- SET PROBLEM 1
Pull out the stretch of the Stuart Gardiner interview from "If you didn’t" through "in this field.", word for word.

- SOURCE
•••

In Conversation With …Stuart Gardiner

My first ‘conversation’ is with Stuart Gardiner who, working with his wife Sam in Stuart Gardiner Designs, is responsible for some amazing Infographic Tea Towel Designs.  Once you have seen one, you will always recognise his others, good brand awareness; they are visually compelling.  I am a big fan of Stuart’s designs because they are always so handy in preparation for a Pub Quiz; they provide you with the knowledge you always wanted to know, but never had.

If you didn’t know (but I am sure any Museum Visitor will know), an Infographic is a representation of information in a graphic format, designed to make data easily available at a glance.  Infographics predate writing, as a means of disseminating information – cave drawings are the earliest known example.

Young children often have a clear idea about what they want to be when they grow up: train drivers and astronauts are popular choices.  Did Stuart Gardiner always want to be a Tea Towel Designer?

“At Primary School, my dream job was to be a Super Hero but after that I had no idea.  I’ve always been drawn to Typography and graphic images and illustration.  My degree course was at Falmouth University in Graphic Information Design.  The course allowed me to explore my own ideas in this field.

•••

- DATASET ENTRIES
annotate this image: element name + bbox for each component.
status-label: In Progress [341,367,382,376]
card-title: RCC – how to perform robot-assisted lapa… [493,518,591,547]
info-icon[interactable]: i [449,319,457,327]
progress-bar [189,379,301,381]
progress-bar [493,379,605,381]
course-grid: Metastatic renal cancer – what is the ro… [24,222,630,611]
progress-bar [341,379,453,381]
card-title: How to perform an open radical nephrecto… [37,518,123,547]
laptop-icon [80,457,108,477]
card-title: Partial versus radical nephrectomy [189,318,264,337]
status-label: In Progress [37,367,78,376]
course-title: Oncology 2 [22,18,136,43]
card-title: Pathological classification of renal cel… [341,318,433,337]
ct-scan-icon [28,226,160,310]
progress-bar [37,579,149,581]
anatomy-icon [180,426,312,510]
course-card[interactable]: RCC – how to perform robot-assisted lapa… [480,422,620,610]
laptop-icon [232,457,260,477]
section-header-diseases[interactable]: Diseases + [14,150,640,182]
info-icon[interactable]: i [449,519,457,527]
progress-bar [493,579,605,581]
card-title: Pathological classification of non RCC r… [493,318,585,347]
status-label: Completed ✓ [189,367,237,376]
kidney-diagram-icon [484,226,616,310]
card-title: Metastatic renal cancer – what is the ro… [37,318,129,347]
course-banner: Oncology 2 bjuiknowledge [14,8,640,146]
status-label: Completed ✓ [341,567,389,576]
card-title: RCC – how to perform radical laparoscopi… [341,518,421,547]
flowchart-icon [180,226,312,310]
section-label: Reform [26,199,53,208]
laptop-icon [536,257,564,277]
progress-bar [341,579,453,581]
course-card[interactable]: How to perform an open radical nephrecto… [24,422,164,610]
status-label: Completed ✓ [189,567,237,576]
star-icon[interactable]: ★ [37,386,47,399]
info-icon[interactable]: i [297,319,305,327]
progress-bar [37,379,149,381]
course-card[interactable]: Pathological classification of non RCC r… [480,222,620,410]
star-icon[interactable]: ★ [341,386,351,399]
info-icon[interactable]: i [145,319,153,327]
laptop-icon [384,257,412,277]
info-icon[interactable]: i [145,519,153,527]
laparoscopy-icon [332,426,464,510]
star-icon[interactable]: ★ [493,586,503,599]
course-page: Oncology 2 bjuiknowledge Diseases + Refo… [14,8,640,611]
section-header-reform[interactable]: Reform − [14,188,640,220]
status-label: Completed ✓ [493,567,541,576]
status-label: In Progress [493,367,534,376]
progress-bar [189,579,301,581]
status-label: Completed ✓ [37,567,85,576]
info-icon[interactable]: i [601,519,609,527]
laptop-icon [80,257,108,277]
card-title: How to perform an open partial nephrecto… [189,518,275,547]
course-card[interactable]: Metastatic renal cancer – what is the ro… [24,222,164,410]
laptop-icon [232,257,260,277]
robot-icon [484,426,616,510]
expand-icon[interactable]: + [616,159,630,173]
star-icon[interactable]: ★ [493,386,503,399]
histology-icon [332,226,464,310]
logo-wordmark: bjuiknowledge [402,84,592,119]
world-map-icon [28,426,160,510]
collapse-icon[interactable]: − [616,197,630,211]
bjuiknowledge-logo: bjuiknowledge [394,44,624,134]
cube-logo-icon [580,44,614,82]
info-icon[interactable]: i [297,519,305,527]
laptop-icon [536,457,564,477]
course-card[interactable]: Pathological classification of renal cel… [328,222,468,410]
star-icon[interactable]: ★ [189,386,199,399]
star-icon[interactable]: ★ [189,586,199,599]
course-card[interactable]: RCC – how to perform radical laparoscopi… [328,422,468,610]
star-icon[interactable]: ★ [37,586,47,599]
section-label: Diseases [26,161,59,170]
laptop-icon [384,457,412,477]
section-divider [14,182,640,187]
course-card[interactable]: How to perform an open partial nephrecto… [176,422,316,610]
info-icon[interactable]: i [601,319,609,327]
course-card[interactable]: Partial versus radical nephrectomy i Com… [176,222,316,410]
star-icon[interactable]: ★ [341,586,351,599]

•••

- SET PROBLEM 2
Copy the entries word for word, the stretch from the very first one through the line containing "progress-bar [37,379,149,381]".

- FULL SOLUTION 1
If you didn’t know (but I am sure any Museum Visitor will know), an Infographic is a representation of information in a graphic format, designed to make data easily available at a glance.  Infographics predate writing, as a means of disseminating information – cave drawings are the earliest known example.

Young children often have a clear idea about what they want to be when they grow up: train drivers and astronauts are popular choices.  Did Stuart Gardiner always want to be a Tea Towel Designer?

“At Primary School, my dream job was to be a Super Hero but after that I had no idea.  I’ve always been drawn to Typography and graphic images and illustration.  My degree course was at Falmouth University in Graphic Information Design.  The course allowed me to explore my own ideas in this field.

- FULL SOLUTION 2
annotate this image: element name + bbox for each component.
status-label: In Progress [341,367,382,376]
card-title: RCC – how to perform robot-assisted lapa… [493,518,591,547]
info-icon[interactable]: i [449,319,457,327]
progress-bar [189,379,301,381]
progress-bar [493,379,605,381]
course-grid: Metastatic renal cancer – what is the ro… [24,222,630,611]
progress-bar [341,379,453,381]
card-title: How to perform an open radical nephrecto… [37,518,123,547]
laptop-icon [80,457,108,477]
card-title: Partial versus radical nephrectomy [189,318,264,337]
status-label: In Progress [37,367,78,376]
course-title: Oncology 2 [22,18,136,43]
card-title: Pathological classification of renal cel… [341,318,433,337]
ct-scan-icon [28,226,160,310]
progress-bar [37,579,149,581]
anatomy-icon [180,426,312,510]
course-card[interactable]: RCC – how to perform robot-assisted lapa… [480,422,620,610]
laptop-icon [232,457,260,477]
section-header-diseases[interactable]: Diseases + [14,150,640,182]
info-icon[interactable]: i [449,519,457,527]
progress-bar [493,579,605,581]
card-title: Pathological classification of non RCC r… [493,318,585,347]
status-label: Completed ✓ [189,367,237,376]
kidney-diagram-icon [484,226,616,310]
card-title: Metastatic renal cancer – what is the ro… [37,318,129,347]
course-banner: Oncology 2 bjuiknowledge [14,8,640,146]
status-label: Completed ✓ [341,567,389,576]
card-title: RCC – how to perform radical laparoscopi… [341,518,421,547]
flowchart-icon [180,226,312,310]
section-label: Reform [26,199,53,208]
laptop-icon [536,257,564,277]
progress-bar [341,579,453,581]
course-card[interactable]: How to perform an open radical nephrecto… [24,422,164,610]
status-label: Completed ✓ [189,567,237,576]
star-icon[interactable]: ★ [37,386,47,399]
info-icon[interactable]: i [297,319,305,327]
progress-bar [37,379,149,381]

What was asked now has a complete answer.